§ MATERIAL SHOWN
____

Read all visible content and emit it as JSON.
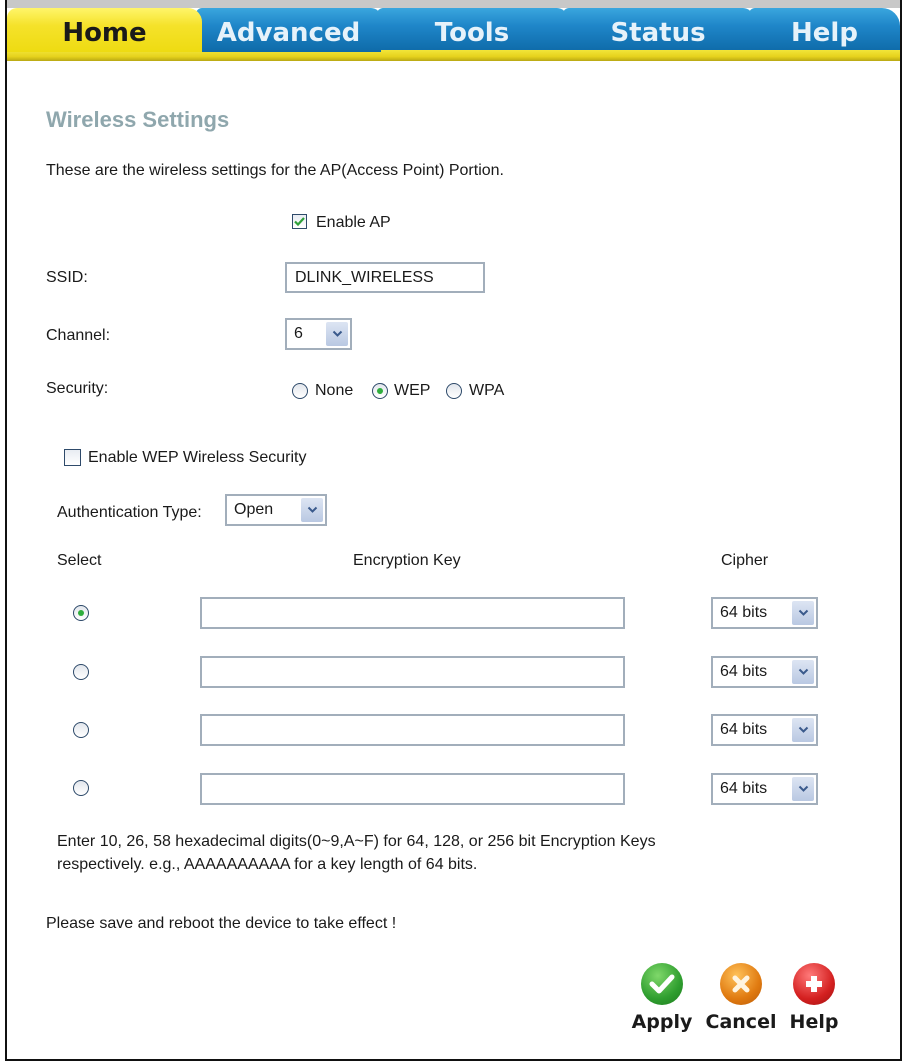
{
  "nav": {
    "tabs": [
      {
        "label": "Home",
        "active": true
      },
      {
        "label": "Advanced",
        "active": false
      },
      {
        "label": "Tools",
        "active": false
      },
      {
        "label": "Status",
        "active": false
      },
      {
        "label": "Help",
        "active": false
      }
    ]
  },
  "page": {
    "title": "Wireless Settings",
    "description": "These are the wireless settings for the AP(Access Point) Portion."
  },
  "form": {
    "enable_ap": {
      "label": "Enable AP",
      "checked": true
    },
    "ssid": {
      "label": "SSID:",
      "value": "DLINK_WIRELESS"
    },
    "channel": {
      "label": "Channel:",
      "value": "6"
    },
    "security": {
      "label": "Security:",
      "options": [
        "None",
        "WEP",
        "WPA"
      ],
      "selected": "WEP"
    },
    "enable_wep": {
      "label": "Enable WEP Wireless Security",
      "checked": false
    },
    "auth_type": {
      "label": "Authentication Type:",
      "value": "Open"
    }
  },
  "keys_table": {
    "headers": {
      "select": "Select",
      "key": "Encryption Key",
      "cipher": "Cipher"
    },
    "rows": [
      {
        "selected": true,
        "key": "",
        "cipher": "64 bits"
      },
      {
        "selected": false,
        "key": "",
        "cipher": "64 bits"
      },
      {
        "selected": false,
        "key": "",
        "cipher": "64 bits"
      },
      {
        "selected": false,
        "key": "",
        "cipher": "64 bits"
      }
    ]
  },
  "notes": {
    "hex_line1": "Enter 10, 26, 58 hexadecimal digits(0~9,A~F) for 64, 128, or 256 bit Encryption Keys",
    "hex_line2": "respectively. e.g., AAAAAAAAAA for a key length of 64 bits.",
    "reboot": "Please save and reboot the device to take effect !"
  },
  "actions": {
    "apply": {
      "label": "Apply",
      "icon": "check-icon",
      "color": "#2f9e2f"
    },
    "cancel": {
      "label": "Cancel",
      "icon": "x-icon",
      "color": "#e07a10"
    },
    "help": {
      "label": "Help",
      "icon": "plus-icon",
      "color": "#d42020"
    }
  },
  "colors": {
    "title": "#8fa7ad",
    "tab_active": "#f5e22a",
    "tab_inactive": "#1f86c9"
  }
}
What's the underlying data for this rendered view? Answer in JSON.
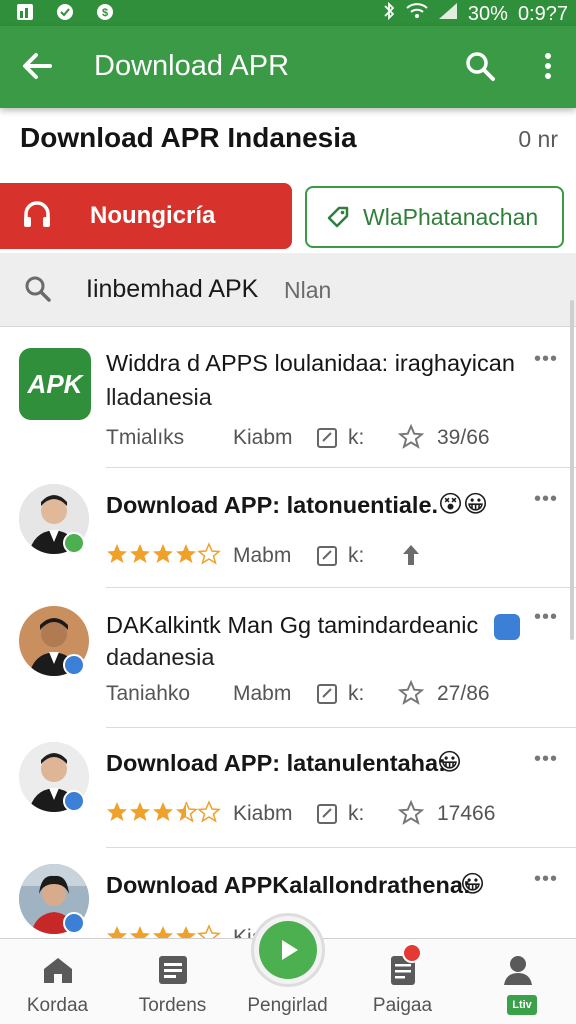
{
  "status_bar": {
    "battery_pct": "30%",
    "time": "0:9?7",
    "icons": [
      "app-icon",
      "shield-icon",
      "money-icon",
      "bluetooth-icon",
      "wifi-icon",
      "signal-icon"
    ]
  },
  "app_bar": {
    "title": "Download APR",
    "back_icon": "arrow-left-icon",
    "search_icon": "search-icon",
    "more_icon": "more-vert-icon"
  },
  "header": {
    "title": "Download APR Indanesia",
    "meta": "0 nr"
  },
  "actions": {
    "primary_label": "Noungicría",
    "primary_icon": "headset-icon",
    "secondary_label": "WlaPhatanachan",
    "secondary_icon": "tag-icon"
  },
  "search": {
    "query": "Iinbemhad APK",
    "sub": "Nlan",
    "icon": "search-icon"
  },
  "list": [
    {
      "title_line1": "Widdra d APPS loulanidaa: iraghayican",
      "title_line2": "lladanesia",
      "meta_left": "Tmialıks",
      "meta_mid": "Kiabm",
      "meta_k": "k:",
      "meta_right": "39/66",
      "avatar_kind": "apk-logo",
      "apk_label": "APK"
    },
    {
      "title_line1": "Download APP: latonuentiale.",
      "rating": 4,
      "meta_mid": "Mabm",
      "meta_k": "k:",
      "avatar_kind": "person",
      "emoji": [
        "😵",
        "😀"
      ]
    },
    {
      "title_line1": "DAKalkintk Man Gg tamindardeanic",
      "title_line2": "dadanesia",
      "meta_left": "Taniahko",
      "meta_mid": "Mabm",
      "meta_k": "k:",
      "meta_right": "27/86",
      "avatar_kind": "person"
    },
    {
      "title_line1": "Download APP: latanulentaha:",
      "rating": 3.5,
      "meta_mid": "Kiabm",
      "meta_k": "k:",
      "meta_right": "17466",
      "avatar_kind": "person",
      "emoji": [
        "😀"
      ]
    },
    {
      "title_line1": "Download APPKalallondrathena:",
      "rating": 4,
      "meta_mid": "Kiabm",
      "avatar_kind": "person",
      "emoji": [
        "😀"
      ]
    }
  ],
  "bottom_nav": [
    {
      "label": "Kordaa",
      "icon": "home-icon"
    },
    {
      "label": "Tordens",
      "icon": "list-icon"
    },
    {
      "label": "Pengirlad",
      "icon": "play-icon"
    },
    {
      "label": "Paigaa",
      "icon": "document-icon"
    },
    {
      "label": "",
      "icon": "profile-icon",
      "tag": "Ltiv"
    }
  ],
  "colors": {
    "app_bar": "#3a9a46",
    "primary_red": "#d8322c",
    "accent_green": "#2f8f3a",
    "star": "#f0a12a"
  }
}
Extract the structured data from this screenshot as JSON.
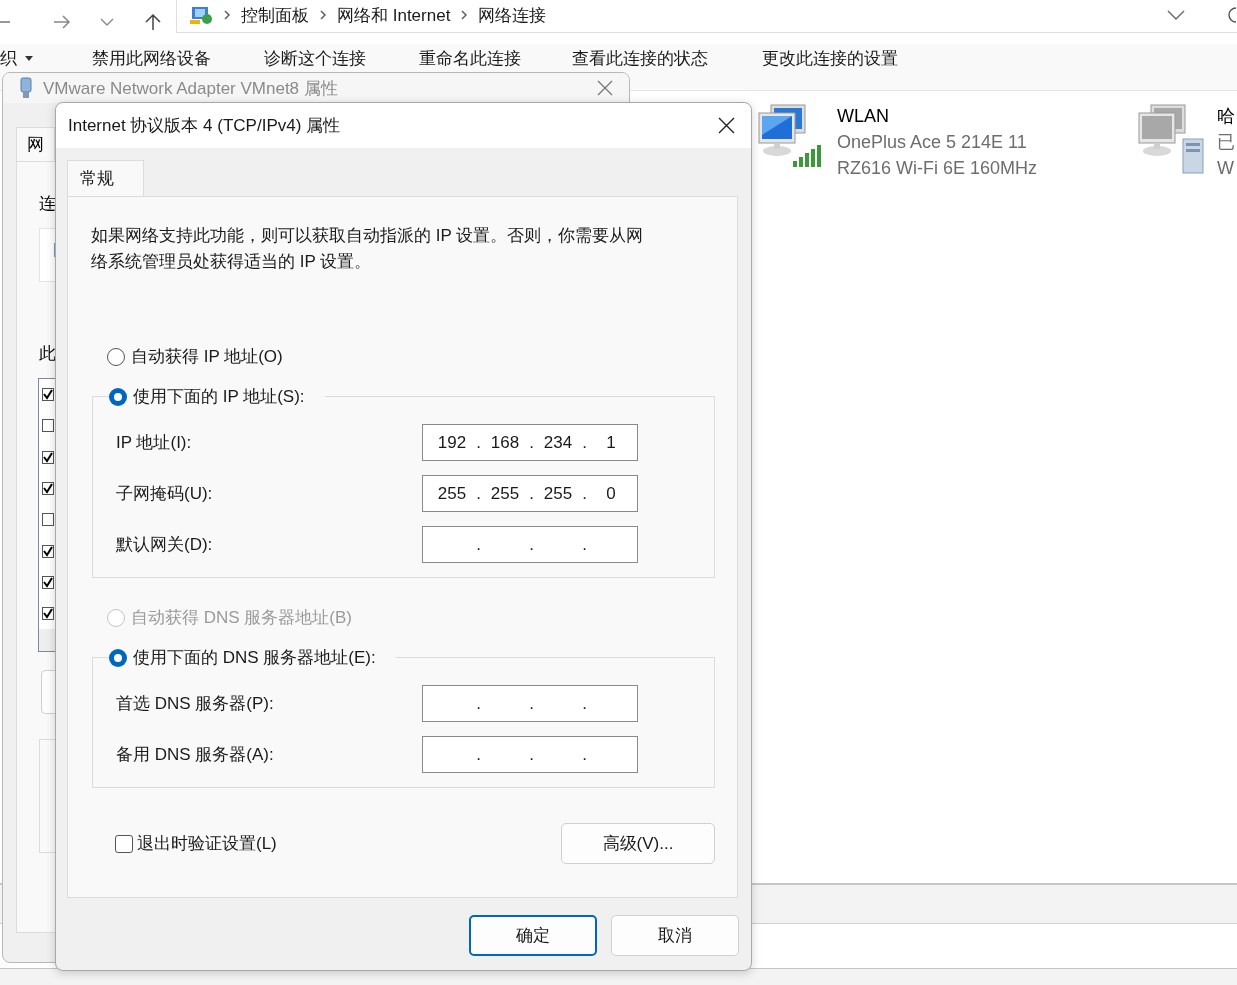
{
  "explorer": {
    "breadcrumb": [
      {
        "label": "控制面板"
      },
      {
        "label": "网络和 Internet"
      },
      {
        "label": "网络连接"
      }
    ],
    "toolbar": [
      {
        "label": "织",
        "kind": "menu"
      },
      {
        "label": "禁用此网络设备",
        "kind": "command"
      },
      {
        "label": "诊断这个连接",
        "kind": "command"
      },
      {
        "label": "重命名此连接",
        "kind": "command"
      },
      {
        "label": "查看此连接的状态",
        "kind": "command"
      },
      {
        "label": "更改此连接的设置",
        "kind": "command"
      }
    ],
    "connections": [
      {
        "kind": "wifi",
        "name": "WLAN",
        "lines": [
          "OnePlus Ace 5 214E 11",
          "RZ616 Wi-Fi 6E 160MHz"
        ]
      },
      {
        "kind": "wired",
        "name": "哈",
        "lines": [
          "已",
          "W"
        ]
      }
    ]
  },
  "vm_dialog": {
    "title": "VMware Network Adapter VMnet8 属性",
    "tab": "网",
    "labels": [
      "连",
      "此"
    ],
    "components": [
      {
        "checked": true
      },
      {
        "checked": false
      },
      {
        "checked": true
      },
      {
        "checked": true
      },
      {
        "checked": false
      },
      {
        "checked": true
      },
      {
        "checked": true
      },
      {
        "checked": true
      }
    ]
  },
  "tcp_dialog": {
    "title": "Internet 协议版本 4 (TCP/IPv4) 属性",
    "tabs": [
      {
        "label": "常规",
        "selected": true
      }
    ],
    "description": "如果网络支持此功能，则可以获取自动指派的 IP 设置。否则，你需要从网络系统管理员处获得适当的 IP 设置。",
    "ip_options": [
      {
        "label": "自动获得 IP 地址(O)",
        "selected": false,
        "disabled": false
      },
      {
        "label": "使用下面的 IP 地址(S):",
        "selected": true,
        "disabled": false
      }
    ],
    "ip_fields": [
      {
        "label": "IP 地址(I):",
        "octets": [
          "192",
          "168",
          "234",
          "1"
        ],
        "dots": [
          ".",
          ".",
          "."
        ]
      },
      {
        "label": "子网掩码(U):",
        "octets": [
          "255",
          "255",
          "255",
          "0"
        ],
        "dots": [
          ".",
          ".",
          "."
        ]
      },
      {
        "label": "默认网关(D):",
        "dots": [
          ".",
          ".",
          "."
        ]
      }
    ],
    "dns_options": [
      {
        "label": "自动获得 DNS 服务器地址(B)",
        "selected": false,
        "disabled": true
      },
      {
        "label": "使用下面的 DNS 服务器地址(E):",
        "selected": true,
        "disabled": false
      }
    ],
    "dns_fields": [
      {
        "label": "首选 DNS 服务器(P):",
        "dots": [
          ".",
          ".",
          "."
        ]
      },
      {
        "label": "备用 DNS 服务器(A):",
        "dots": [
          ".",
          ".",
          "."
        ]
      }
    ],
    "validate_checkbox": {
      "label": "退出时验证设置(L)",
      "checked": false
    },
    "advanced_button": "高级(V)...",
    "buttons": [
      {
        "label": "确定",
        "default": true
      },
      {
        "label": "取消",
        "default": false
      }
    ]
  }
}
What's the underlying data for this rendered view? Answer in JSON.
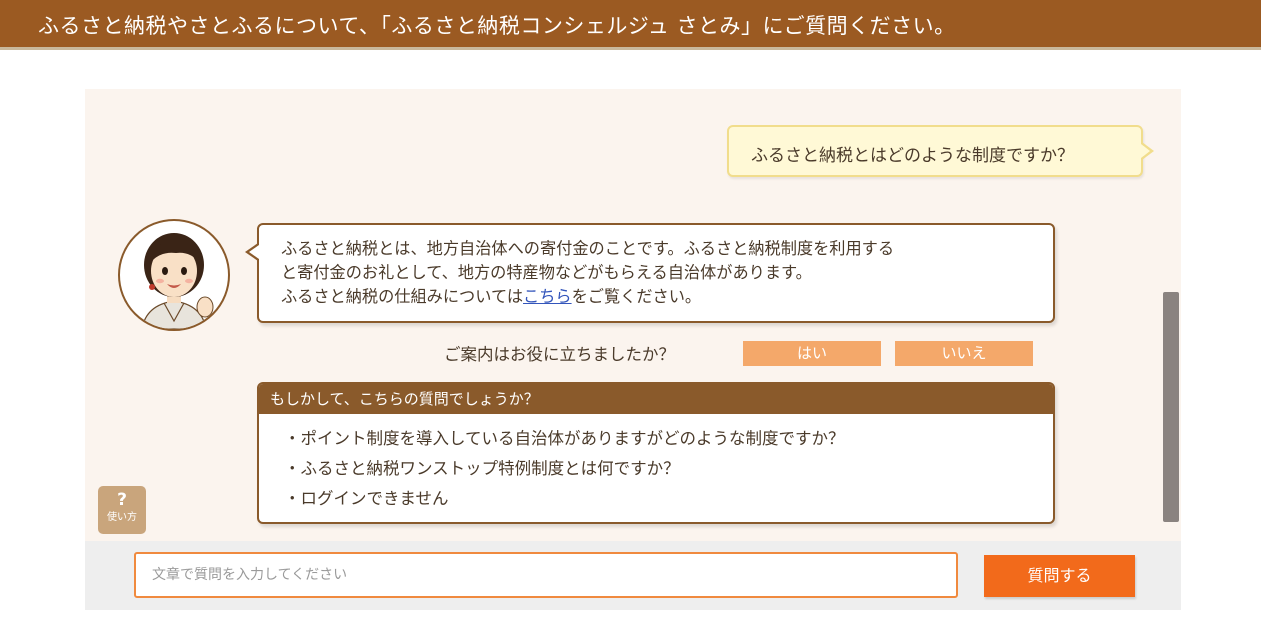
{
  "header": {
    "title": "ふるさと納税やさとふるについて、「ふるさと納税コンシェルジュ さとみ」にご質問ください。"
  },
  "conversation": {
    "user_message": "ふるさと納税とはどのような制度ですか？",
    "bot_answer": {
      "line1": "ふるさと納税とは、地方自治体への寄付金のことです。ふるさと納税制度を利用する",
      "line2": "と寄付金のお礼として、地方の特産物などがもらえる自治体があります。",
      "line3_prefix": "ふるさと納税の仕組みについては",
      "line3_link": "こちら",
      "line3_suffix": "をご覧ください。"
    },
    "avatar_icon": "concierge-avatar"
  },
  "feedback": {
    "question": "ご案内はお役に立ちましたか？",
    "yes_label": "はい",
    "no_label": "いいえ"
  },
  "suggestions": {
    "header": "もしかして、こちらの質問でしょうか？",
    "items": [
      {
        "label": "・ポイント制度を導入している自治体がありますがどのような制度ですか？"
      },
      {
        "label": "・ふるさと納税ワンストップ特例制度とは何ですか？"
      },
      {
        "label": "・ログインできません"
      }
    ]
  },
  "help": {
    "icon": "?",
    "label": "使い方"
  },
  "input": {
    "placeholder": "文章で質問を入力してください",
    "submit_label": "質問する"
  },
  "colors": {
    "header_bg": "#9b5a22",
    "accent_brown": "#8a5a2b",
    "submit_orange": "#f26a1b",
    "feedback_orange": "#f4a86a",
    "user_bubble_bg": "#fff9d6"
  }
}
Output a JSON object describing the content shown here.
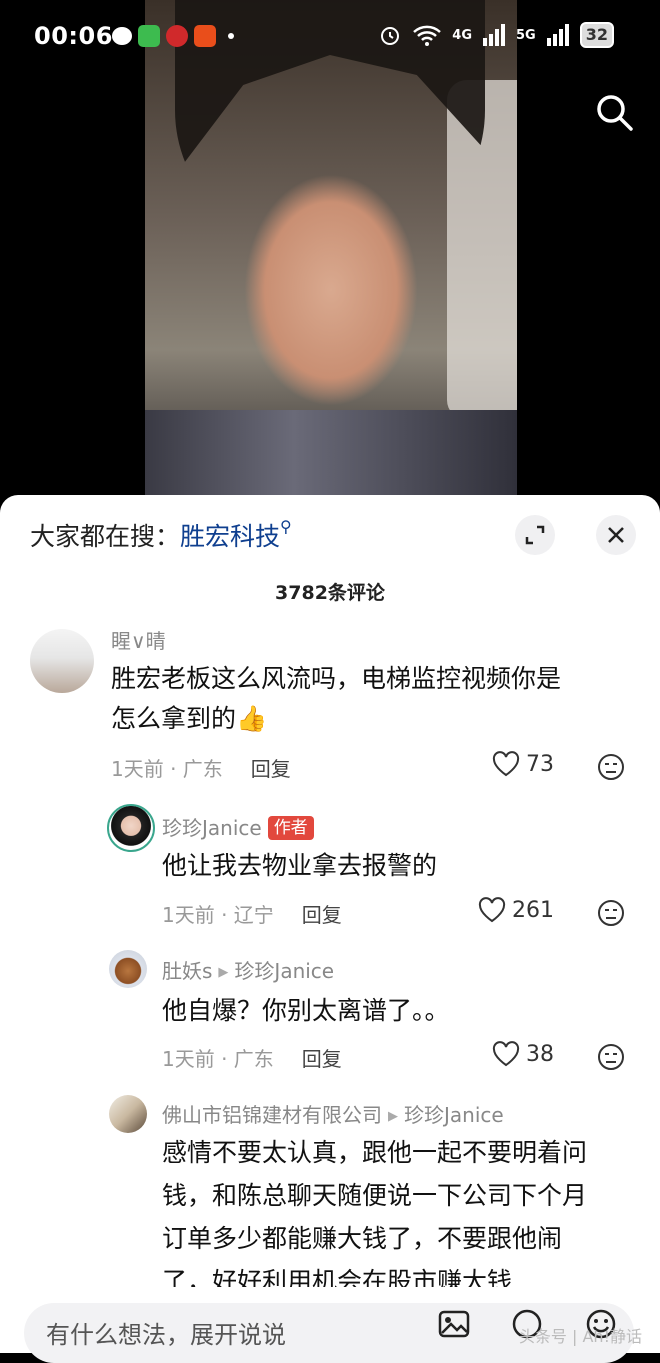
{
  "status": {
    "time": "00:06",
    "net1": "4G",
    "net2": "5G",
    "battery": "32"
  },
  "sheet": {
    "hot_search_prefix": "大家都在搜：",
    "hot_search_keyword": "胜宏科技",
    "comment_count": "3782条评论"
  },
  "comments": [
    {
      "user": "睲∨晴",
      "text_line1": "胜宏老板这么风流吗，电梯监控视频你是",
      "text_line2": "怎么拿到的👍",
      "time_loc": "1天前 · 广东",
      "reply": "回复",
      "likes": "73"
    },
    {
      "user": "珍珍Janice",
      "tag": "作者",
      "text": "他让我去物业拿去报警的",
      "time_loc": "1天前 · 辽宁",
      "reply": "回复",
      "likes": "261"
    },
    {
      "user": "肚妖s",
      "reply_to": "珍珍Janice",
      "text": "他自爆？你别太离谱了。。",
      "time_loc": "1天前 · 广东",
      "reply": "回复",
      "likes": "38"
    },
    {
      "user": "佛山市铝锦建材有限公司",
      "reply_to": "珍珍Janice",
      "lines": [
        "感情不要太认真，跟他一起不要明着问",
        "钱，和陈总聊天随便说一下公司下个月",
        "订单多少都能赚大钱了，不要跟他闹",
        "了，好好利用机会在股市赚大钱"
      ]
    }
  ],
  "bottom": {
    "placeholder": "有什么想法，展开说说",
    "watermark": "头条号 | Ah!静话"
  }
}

____

§ JOB
Search the records above for "服务器地址". Copy each line where it is found.

§ ANSWER BELOW
        "label": "自动获得 DNS 服务器地址(B)",
        "label": "使用下面的 DNS 服务器地址(E):",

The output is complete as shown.